(Record excerpts):
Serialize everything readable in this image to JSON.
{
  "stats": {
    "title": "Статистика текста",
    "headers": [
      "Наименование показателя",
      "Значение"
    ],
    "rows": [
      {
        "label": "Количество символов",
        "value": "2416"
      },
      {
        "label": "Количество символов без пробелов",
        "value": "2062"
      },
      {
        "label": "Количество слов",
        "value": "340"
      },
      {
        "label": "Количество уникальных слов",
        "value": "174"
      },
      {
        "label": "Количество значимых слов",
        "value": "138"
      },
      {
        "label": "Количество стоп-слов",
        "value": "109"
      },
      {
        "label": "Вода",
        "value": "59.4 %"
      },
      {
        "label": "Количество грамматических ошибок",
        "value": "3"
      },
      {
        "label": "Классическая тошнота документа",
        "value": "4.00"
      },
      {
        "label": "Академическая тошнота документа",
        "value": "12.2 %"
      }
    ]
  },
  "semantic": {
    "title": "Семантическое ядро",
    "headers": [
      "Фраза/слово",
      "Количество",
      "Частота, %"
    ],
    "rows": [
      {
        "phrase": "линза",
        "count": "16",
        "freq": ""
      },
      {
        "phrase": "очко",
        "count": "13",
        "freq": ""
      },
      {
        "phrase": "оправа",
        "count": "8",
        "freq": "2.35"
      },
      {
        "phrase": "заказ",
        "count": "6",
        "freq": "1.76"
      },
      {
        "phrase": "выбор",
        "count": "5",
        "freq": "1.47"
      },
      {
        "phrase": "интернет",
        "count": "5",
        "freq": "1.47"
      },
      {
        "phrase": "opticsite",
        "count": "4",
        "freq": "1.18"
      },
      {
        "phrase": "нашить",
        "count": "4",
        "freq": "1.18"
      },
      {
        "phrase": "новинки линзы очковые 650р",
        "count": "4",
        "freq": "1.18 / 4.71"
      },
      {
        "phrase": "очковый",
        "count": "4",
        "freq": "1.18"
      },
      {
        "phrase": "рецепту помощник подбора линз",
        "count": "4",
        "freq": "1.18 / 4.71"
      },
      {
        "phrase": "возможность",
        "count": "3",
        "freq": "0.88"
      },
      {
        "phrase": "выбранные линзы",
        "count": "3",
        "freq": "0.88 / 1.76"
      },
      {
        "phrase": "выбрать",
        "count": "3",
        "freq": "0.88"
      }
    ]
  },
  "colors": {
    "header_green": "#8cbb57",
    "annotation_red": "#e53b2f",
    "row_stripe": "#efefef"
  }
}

(Exercise description):
Write an exact transcription of every entry above.

(Answer below):
Serialize everything readable in this image to JSON.
{
  "stats": {
    "title": "Статистика текста",
    "headers": [
      "Наименование показателя",
      "Значение"
    ],
    "rows": [
      {
        "label": "Количество символов",
        "value": "2416"
      },
      {
        "label": "Количество символов без пробелов",
        "value": "2062"
      },
      {
        "label": "Количество слов",
        "value": "340"
      },
      {
        "label": "Количество уникальных слов",
        "value": "174"
      },
      {
        "label": "Количество значимых слов",
        "value": "138"
      },
      {
        "label": "Количество стоп-слов",
        "value": "109"
      },
      {
        "label": "Вода",
        "value": "59.4 %"
      },
      {
        "label": "Количество грамматических ошибок",
        "value": "3"
      },
      {
        "label": "Классическая тошнота документа",
        "value": "4.00"
      },
      {
        "label": "Академическая тошнота документа",
        "value": "12.2 %"
      }
    ]
  },
  "semantic": {
    "title": "Семантическое ядро",
    "headers": [
      "Фраза/слово",
      "Количество",
      "Частота, %"
    ],
    "rows": [
      {
        "phrase": "линза",
        "count": "16",
        "freq": ""
      },
      {
        "phrase": "очко",
        "count": "13",
        "freq": ""
      },
      {
        "phrase": "оправа",
        "count": "8",
        "freq": "2.35"
      },
      {
        "phrase": "заказ",
        "count": "6",
        "freq": "1.76"
      },
      {
        "phrase": "выбор",
        "count": "5",
        "freq": "1.47"
      },
      {
        "phrase": "интернет",
        "count": "5",
        "freq": "1.47"
      },
      {
        "phrase": "opticsite",
        "count": "4",
        "freq": "1.18"
      },
      {
        "phrase": "нашить",
        "count": "4",
        "freq": "1.18"
      },
      {
        "phrase": "новинки линзы очковые 650р",
        "count": "4",
        "freq": "1.18 / 4.71"
      },
      {
        "phrase": "очковый",
        "count": "4",
        "freq": "1.18"
      },
      {
        "phrase": "рецепту помощник подбора линз",
        "count": "4",
        "freq": "1.18 / 4.71"
      },
      {
        "phrase": "возможность",
        "count": "3",
        "freq": "0.88"
      },
      {
        "phrase": "выбранные линзы",
        "count": "3",
        "freq": "0.88 / 1.76"
      },
      {
        "phrase": "выбрать",
        "count": "3",
        "freq": "0.88"
      }
    ]
  },
  "colors": {
    "header_green": "#8cbb57",
    "annotation_red": "#e53b2f",
    "row_stripe": "#efefef"
  }
}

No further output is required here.